To do:
Rewrite the items from the start through the line containing "legend-item: $500-$999 bbox=[673, 594, 789, 617]", changing "pie-slice" to "wedge" and leaving everything else unchanged.
** Start Supplied material **
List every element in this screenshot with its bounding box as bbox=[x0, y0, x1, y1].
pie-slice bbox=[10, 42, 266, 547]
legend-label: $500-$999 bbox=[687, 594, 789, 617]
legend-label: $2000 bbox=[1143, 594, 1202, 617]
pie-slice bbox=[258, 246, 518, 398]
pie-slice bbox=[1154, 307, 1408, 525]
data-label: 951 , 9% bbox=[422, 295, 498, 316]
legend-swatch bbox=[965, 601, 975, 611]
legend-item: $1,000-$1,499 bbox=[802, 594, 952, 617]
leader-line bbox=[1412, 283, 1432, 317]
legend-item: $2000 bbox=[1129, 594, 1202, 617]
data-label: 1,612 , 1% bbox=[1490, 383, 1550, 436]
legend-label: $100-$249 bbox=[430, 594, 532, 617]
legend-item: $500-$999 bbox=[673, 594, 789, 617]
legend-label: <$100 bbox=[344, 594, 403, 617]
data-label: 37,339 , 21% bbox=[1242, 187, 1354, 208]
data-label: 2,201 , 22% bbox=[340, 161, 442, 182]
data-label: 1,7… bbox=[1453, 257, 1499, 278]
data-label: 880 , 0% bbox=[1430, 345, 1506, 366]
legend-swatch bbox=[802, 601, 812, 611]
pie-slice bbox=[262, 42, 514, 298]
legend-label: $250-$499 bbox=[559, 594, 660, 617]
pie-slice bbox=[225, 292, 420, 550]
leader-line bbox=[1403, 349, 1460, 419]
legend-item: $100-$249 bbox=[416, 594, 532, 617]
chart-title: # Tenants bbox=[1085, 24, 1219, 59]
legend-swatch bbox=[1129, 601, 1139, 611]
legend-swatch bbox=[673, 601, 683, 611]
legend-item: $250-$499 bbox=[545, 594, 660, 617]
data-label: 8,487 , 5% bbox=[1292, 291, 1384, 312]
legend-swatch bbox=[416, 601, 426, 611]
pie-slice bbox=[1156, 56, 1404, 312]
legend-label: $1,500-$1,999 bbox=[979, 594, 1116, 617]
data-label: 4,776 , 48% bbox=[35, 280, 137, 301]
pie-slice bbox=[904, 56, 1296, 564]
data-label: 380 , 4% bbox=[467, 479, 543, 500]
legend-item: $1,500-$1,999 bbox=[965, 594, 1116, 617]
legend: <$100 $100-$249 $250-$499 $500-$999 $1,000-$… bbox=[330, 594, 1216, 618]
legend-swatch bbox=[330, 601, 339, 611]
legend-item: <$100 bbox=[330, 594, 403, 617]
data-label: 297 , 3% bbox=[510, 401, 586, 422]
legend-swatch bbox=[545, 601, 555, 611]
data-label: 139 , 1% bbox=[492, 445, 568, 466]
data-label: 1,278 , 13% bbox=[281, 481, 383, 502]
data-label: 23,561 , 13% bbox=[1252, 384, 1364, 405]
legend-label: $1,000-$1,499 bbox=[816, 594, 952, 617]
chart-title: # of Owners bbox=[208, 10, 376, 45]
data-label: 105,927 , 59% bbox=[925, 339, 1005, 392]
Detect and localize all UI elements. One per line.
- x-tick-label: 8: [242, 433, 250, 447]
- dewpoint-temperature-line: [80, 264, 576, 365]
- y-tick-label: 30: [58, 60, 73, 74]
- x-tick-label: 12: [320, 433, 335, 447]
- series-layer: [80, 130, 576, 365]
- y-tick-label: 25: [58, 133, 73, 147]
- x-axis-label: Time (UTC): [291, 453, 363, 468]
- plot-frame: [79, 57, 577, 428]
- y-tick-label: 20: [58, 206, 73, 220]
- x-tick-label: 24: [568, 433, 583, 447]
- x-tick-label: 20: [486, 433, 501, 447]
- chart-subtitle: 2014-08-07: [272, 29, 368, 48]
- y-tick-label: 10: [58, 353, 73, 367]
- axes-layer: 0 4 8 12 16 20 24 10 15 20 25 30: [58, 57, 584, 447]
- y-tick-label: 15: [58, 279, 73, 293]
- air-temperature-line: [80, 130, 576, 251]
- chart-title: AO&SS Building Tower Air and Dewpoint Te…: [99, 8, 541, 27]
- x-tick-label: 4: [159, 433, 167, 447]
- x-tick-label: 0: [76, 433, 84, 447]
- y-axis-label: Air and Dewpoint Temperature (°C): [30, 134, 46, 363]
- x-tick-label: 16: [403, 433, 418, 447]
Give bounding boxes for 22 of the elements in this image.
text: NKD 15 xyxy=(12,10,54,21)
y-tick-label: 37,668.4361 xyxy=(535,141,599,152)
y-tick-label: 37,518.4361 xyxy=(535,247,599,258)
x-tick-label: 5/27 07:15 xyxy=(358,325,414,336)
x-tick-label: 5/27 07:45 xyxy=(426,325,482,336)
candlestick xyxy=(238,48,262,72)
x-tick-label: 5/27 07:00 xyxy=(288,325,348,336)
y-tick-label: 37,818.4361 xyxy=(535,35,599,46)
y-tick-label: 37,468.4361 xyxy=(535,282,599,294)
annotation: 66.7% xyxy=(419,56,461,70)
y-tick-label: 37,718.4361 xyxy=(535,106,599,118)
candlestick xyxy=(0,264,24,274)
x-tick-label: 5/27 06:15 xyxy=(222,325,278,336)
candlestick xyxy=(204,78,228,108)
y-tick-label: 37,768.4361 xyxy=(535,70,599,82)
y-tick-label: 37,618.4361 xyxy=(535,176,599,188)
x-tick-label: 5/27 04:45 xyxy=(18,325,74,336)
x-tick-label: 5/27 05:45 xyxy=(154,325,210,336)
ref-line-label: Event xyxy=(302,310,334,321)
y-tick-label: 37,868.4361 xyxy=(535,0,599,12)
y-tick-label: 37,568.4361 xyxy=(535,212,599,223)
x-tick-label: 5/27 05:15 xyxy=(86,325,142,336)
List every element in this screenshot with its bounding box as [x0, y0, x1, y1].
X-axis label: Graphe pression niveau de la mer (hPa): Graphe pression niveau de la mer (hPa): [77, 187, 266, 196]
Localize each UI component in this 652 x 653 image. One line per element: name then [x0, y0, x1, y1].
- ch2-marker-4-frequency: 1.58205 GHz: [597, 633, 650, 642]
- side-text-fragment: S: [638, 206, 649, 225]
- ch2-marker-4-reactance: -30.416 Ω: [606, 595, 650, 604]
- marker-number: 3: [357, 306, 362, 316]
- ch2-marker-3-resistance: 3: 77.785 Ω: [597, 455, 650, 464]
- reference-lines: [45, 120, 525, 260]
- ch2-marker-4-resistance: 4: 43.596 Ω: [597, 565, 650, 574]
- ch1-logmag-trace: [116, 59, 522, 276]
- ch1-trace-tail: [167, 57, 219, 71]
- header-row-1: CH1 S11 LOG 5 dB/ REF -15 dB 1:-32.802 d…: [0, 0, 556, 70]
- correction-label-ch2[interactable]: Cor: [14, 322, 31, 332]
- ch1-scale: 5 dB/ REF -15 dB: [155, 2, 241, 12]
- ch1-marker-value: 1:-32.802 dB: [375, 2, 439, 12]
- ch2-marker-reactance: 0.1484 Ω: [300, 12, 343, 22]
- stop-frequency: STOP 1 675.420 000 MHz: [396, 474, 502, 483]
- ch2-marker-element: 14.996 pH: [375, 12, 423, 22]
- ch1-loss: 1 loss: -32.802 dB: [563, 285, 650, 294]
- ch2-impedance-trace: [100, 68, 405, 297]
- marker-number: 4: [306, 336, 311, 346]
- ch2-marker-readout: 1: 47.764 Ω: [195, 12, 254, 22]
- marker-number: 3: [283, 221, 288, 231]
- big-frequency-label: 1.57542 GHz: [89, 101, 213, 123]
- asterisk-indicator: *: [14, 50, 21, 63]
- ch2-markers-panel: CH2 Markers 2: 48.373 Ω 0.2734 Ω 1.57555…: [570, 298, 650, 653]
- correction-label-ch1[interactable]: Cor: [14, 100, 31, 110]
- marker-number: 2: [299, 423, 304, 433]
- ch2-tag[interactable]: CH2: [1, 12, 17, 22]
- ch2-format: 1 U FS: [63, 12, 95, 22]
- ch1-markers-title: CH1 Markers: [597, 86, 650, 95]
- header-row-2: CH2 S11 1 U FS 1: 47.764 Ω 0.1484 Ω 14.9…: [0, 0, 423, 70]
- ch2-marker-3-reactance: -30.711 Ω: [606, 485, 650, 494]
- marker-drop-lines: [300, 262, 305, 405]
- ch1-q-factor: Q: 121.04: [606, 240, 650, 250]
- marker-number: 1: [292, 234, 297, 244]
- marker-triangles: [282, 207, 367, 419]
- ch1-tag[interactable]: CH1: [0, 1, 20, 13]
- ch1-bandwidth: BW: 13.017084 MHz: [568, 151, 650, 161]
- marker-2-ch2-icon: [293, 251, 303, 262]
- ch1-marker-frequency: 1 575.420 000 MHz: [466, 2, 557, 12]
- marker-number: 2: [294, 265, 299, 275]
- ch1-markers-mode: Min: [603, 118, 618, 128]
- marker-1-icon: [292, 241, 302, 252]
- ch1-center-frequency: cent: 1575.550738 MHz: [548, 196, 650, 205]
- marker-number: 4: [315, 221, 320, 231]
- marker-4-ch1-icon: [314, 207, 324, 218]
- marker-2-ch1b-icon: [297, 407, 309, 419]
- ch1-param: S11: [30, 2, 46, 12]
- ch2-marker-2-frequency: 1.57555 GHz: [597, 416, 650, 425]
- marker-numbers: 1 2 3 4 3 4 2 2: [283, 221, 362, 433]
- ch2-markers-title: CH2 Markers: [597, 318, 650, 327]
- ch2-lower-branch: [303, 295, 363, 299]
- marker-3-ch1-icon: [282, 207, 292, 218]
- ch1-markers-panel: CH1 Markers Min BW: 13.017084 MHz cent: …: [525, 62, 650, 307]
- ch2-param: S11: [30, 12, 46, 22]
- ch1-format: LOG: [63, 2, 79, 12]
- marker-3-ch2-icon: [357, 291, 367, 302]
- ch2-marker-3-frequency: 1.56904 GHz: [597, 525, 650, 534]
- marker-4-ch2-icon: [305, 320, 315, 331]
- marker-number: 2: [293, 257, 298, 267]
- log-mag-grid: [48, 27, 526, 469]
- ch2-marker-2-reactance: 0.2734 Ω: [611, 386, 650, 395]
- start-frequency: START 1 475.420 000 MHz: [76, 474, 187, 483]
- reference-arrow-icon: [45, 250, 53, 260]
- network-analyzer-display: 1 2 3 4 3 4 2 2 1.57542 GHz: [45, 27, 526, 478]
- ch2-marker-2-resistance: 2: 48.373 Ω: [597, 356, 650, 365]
** End Supplied material **
Task output:
List every element in this screenshot with its bounding box as bbox=[x0, y0, x1, y1].
wedge bbox=[10, 42, 266, 547]
legend-label: $500-$999 bbox=[687, 594, 789, 617]
legend-label: $2000 bbox=[1143, 594, 1202, 617]
wedge bbox=[258, 246, 518, 398]
wedge bbox=[1154, 307, 1408, 525]
data-label: 951 , 9% bbox=[422, 295, 498, 316]
legend-swatch bbox=[965, 601, 975, 611]
legend-item: $1,000-$1,499 bbox=[802, 594, 952, 617]
leader-line bbox=[1412, 283, 1432, 317]
legend-item: $2000 bbox=[1129, 594, 1202, 617]
data-label: 1,612 , 1% bbox=[1490, 383, 1550, 436]
legend-label: $100-$249 bbox=[430, 594, 532, 617]
legend-item: $500-$999 bbox=[673, 594, 789, 617]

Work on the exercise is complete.